Description of the task:
Among the lines listed below, count those that include the string "инвестиционным", and state only the count.

(Stored records)

══════════

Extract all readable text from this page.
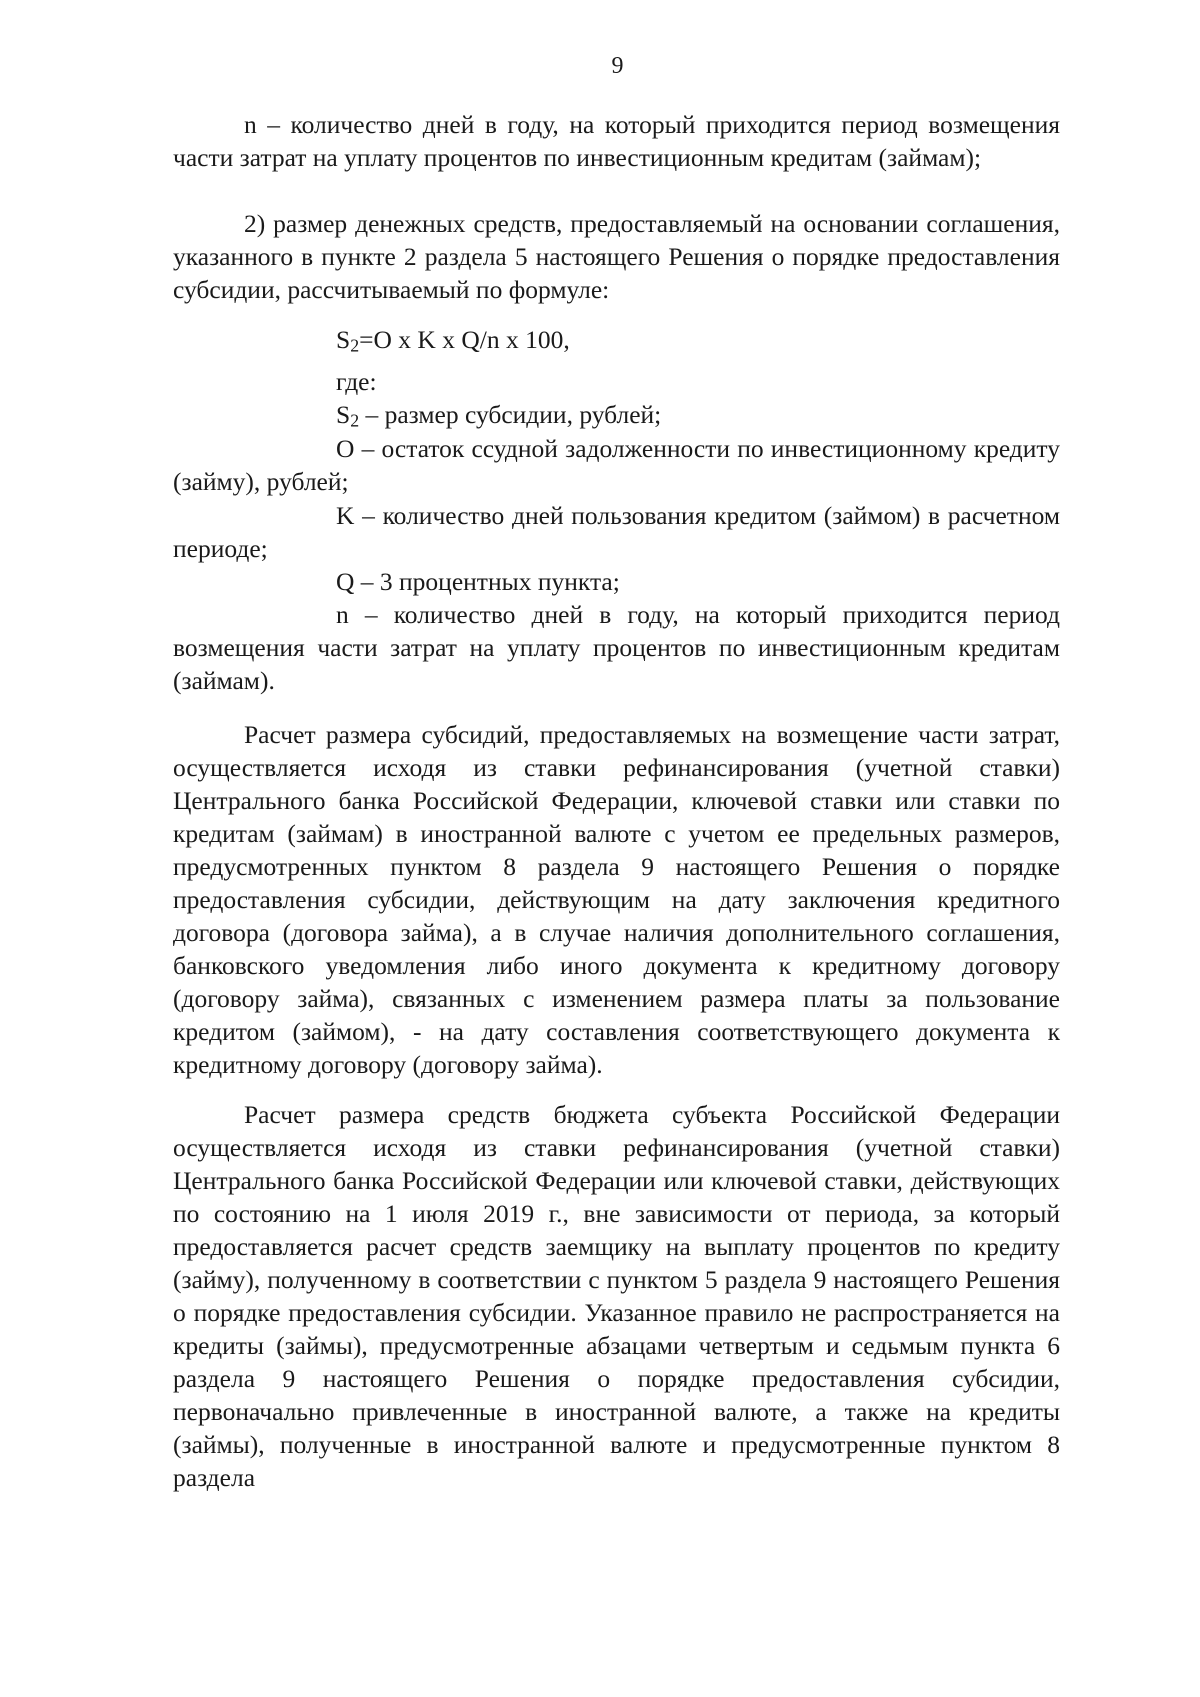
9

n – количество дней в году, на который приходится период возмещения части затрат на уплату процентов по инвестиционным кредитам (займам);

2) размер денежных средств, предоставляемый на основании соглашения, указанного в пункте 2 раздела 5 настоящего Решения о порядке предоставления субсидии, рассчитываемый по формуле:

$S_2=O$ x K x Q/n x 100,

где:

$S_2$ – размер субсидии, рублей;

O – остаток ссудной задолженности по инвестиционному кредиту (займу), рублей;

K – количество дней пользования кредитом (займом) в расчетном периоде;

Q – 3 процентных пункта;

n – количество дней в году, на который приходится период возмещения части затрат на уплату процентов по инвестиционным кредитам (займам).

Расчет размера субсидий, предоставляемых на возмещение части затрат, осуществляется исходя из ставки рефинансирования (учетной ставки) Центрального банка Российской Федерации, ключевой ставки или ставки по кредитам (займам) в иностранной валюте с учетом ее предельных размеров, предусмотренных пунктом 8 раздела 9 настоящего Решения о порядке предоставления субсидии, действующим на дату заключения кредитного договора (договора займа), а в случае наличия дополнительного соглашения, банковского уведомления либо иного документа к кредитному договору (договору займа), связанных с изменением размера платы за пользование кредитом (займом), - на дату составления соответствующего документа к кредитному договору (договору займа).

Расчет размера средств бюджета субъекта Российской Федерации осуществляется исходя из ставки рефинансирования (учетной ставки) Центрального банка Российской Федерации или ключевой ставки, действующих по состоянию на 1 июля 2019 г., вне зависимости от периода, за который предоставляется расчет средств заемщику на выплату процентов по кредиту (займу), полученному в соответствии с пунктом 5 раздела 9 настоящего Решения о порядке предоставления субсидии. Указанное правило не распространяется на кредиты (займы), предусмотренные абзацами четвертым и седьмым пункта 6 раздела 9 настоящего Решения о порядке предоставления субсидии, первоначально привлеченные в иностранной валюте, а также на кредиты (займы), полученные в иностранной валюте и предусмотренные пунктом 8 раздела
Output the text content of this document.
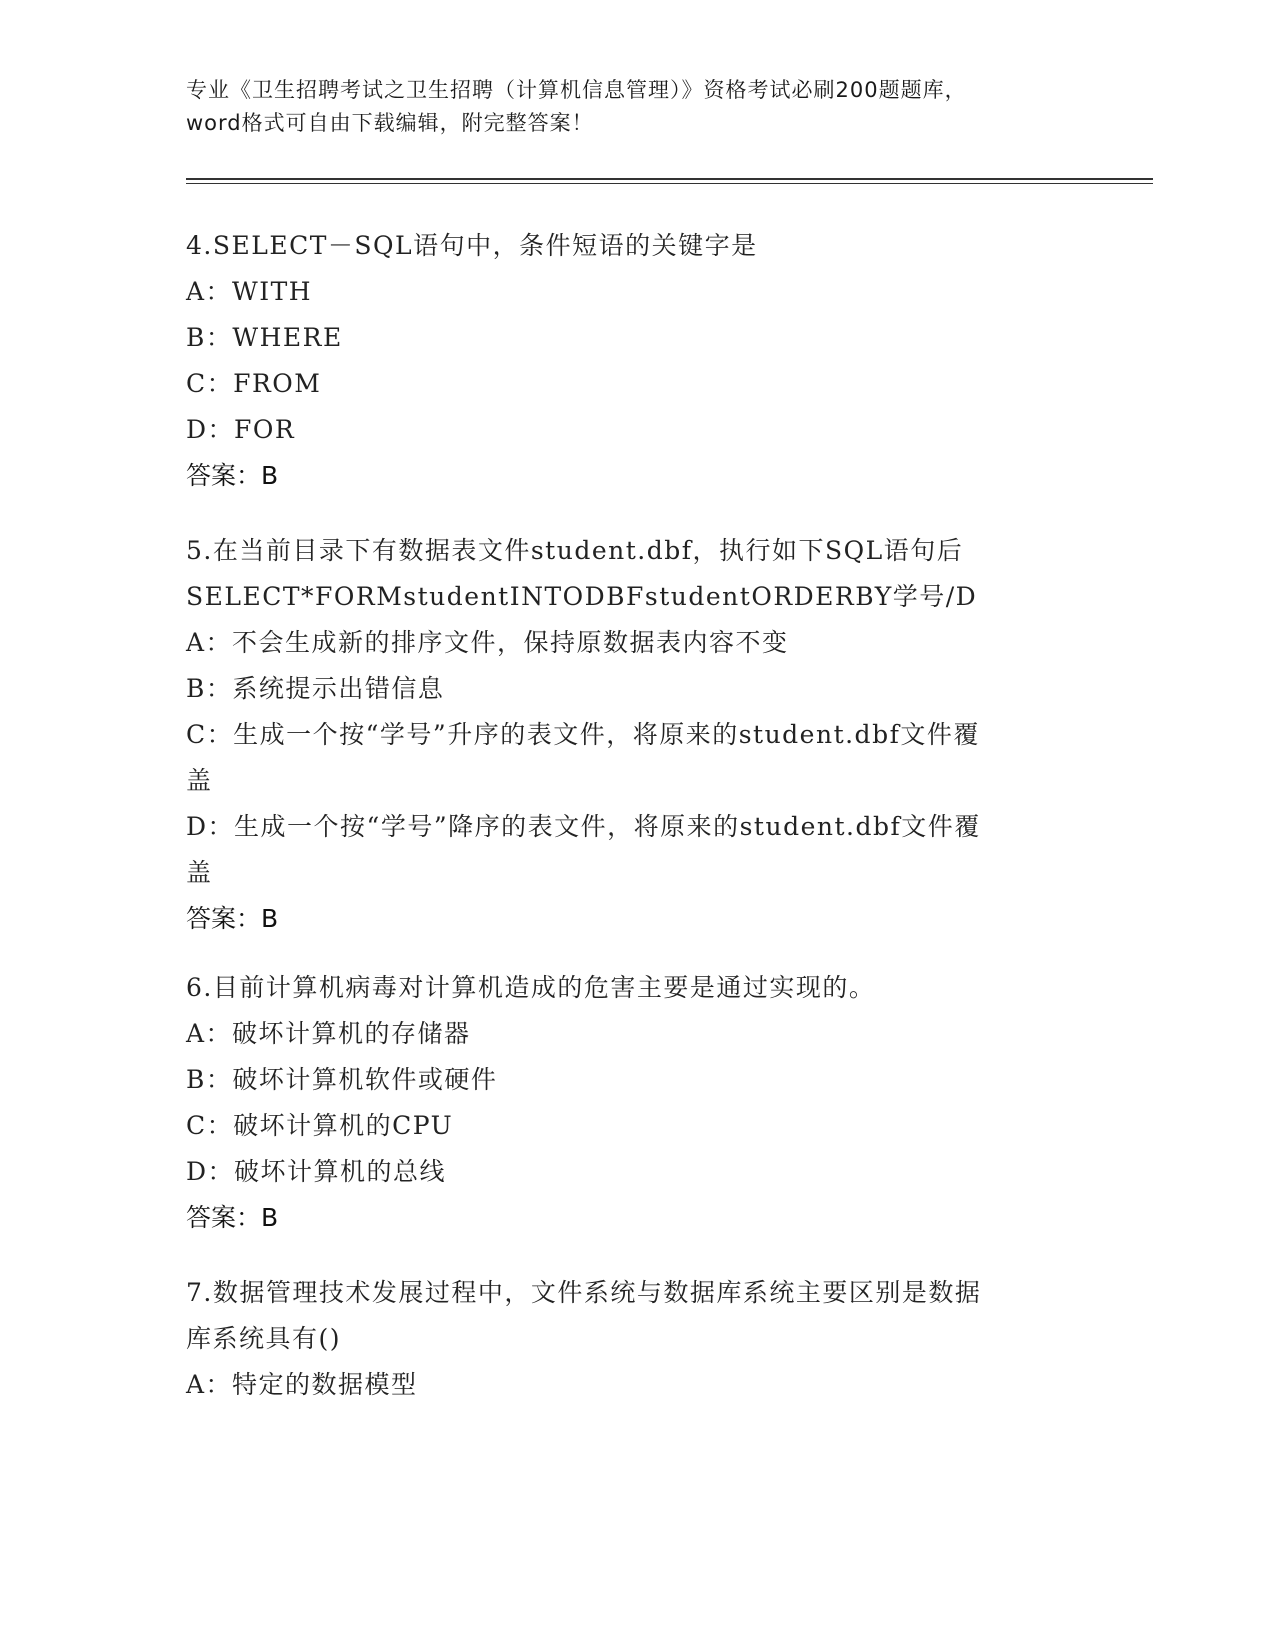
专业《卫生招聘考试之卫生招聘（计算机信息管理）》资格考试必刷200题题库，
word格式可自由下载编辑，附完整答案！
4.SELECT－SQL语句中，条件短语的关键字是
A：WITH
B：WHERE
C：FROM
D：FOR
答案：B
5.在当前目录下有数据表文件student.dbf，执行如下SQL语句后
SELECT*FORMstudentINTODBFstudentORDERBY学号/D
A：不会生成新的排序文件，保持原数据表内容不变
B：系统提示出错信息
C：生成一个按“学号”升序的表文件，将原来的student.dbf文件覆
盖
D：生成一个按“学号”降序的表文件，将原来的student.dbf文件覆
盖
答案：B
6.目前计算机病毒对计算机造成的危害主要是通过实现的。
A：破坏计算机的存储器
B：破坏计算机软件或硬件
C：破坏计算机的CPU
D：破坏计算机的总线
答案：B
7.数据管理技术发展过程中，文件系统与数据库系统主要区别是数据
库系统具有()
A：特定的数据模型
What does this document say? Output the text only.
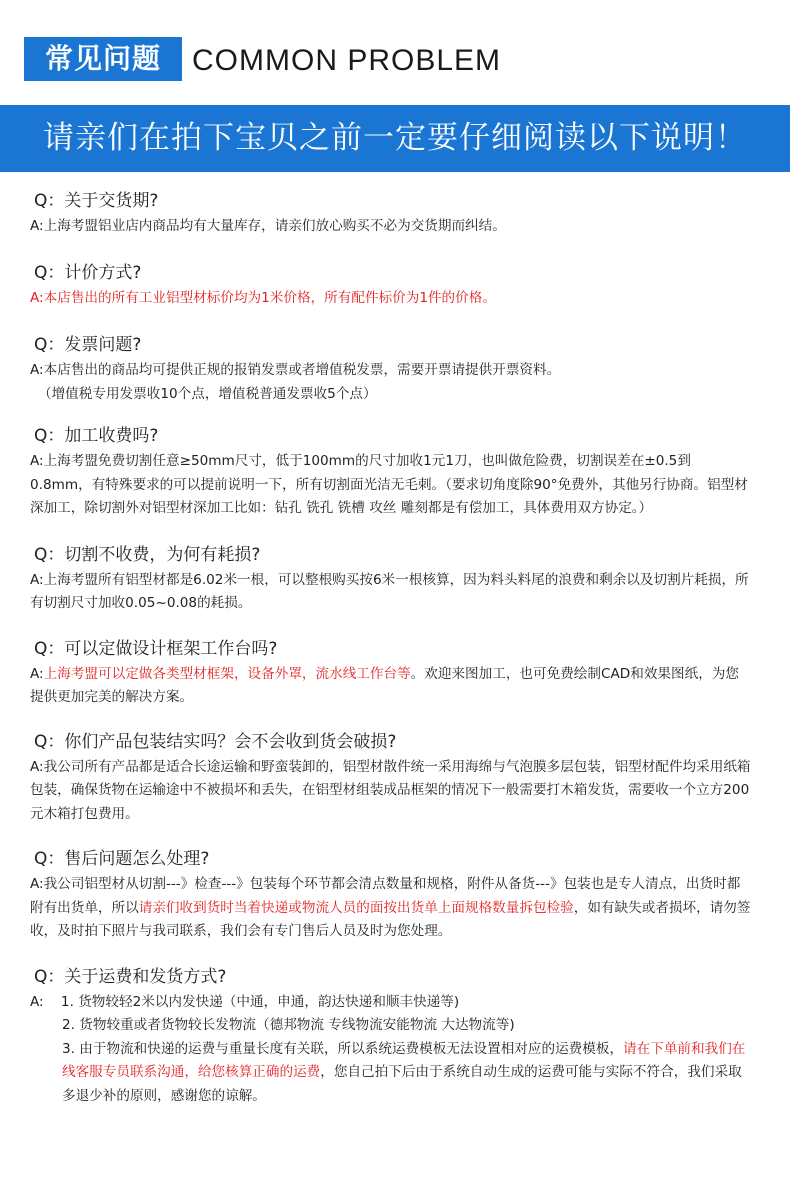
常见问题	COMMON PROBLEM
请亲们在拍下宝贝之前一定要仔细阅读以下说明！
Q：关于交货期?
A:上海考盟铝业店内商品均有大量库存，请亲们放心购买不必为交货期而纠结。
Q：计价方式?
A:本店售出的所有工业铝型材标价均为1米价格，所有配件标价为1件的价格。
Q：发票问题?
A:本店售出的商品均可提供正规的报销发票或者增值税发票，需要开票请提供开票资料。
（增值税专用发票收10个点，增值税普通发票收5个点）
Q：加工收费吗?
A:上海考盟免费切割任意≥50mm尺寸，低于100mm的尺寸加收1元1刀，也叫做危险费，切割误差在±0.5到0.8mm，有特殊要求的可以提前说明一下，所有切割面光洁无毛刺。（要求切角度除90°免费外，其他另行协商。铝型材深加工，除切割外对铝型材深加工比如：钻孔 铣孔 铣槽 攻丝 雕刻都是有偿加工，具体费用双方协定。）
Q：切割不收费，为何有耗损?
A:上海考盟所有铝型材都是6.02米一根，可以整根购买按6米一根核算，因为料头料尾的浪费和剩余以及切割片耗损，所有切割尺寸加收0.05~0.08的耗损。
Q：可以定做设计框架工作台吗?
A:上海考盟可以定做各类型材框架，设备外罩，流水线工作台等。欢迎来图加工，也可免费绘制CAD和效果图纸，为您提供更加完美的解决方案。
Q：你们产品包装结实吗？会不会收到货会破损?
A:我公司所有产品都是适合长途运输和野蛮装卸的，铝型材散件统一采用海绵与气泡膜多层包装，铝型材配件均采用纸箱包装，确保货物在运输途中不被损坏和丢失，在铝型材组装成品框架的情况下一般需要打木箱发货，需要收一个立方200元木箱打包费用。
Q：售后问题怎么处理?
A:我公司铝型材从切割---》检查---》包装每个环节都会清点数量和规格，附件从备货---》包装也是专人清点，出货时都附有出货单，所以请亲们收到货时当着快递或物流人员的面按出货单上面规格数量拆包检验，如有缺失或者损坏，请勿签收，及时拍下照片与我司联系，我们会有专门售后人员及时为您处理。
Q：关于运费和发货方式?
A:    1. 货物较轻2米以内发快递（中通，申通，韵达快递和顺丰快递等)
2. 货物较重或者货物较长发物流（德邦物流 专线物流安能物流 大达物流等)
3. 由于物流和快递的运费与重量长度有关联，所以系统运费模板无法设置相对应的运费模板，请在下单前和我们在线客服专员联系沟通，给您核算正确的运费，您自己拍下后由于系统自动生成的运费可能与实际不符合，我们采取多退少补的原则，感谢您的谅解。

══════════

Full solution:
2